[Collected data entries]
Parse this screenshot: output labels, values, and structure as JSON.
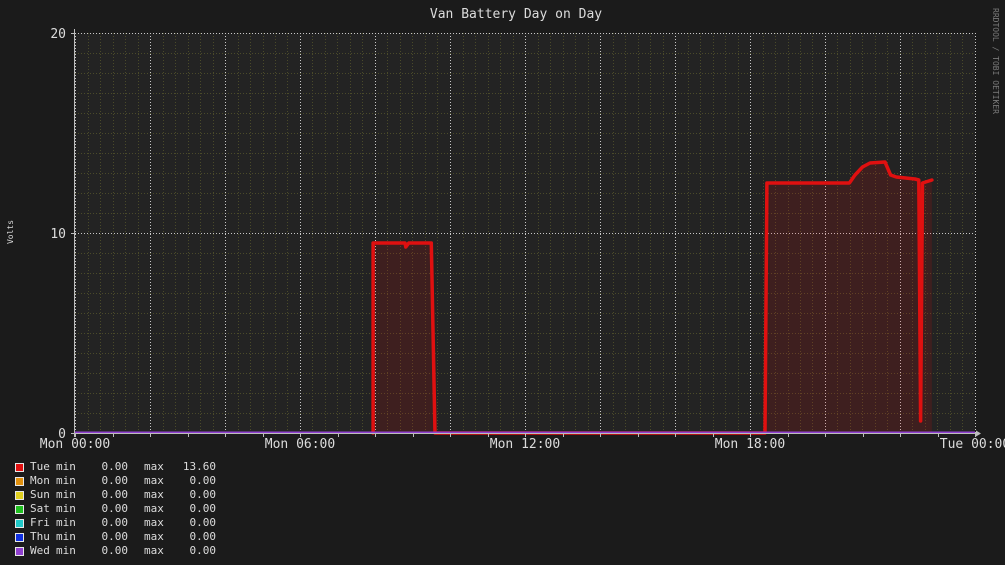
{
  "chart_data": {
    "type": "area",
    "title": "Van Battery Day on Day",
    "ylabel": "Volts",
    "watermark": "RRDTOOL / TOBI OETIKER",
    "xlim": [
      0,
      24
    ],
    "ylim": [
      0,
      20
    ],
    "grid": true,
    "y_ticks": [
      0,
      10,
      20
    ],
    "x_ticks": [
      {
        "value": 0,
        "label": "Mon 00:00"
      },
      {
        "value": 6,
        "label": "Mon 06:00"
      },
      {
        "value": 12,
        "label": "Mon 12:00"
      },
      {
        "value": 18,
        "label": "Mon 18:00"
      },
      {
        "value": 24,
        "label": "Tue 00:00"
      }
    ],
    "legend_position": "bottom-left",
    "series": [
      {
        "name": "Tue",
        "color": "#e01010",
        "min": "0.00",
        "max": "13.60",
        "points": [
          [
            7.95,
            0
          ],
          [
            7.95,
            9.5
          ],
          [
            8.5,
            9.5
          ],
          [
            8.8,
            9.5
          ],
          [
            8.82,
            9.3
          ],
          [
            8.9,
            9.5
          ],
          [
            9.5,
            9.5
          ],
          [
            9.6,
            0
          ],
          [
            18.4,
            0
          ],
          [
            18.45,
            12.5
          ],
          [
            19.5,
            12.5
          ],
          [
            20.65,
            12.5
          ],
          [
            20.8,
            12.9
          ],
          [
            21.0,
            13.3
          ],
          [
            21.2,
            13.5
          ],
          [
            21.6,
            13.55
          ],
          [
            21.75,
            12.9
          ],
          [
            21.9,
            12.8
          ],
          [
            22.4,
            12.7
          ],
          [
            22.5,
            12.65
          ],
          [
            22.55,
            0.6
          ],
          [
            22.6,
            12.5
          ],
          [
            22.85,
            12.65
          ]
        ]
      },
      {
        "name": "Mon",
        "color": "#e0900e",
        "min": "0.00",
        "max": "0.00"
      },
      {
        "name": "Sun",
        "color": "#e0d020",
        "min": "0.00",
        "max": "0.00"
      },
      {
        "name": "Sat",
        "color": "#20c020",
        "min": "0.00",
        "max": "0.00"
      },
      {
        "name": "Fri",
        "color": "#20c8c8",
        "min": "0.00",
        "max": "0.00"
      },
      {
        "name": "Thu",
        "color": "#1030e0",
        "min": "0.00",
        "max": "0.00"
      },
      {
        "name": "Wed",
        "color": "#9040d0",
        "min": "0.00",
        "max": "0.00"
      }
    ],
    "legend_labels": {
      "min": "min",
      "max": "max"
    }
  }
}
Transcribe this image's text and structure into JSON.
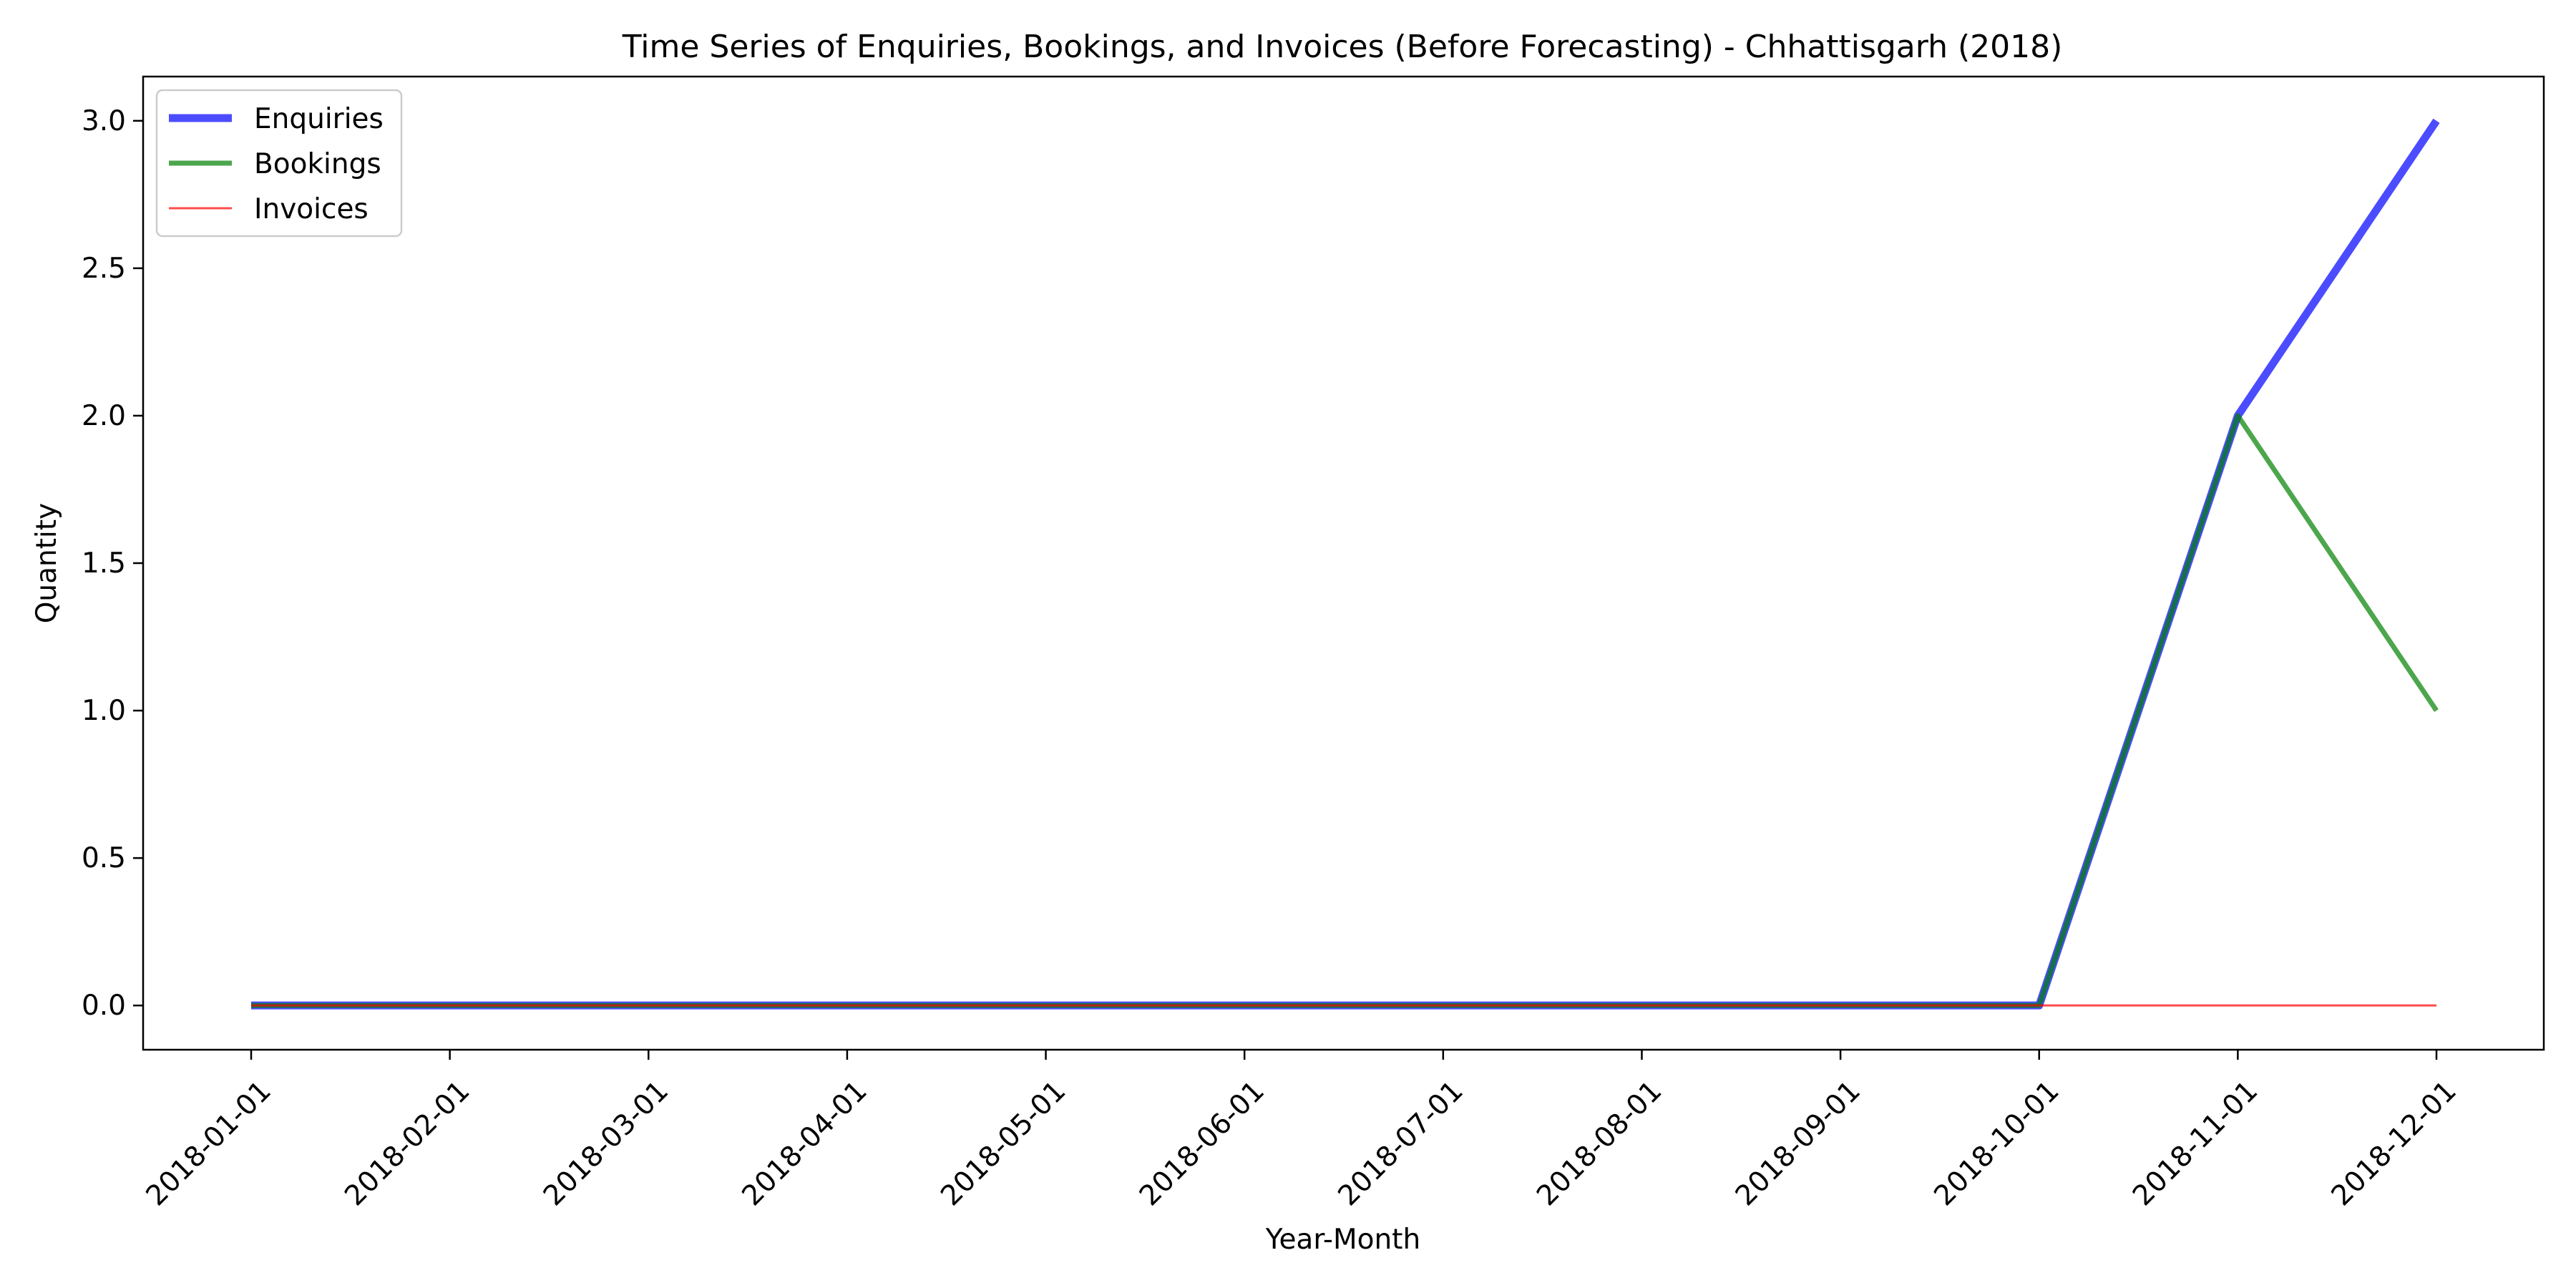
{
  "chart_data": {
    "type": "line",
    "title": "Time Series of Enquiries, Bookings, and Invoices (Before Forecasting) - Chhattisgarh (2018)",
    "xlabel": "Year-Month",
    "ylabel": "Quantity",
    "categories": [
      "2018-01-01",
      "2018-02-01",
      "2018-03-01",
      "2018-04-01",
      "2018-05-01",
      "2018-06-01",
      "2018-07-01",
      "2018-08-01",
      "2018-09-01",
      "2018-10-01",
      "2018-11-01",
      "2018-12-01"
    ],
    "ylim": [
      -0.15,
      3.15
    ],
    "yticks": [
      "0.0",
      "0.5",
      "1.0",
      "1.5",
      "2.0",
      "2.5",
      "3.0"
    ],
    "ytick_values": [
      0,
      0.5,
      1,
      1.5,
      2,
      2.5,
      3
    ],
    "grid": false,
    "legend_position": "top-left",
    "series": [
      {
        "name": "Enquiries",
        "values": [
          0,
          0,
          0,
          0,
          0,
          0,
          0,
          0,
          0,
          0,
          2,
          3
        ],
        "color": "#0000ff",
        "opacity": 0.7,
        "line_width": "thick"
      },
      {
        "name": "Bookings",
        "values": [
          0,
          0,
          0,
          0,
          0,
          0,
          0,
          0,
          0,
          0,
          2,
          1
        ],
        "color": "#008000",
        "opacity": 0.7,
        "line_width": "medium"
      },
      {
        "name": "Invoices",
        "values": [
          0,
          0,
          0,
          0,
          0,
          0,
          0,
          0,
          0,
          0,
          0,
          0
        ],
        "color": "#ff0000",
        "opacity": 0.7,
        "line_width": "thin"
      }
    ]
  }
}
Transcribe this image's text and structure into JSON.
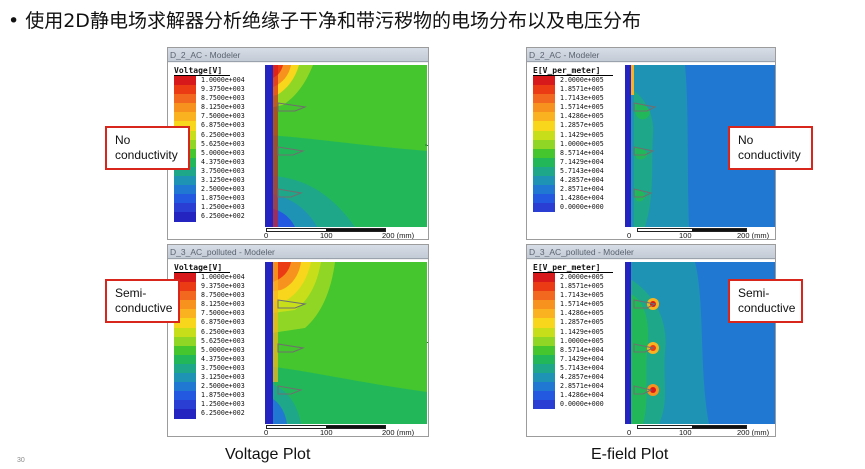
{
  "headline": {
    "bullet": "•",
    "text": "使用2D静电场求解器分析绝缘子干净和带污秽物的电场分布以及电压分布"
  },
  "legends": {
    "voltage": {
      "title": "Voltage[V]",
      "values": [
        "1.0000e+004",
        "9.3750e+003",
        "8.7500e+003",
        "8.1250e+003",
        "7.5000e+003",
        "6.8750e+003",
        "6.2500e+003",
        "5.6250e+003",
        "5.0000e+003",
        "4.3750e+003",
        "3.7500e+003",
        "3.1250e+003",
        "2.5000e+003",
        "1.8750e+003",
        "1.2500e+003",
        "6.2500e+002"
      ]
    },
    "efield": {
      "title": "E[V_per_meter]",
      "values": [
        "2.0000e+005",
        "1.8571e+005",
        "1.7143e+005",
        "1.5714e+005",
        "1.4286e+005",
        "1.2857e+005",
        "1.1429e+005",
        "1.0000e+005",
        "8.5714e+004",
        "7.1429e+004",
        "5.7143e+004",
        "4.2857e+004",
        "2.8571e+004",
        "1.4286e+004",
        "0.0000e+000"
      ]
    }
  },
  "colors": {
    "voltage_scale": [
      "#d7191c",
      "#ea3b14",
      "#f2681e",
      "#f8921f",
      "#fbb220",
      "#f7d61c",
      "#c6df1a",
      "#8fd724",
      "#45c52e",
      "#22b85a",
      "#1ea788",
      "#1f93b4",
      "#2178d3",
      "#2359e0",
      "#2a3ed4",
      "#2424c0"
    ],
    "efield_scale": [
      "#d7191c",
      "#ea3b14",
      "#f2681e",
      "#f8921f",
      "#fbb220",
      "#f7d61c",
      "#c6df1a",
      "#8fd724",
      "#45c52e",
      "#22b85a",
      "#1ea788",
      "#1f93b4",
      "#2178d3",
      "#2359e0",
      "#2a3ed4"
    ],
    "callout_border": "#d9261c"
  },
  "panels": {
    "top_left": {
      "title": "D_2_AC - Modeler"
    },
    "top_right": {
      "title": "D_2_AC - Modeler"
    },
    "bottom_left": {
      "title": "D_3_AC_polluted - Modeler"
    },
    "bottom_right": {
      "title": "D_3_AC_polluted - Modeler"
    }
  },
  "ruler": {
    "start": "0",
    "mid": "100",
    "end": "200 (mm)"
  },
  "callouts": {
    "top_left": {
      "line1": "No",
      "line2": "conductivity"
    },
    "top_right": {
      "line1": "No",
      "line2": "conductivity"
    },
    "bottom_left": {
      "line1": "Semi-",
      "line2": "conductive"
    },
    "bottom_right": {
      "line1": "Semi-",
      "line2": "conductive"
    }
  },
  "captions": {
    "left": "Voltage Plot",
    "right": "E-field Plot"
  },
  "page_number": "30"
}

▶ _Exercise task_:
Check every line for "Enquiries" and show the ones that have it.

▶ _The output_:
    "title": "Time Series of Enquiries, Bookings, and Invoices (Before Forecasting) - Chhattisgarh (2018)",
        "name": "Enquiries",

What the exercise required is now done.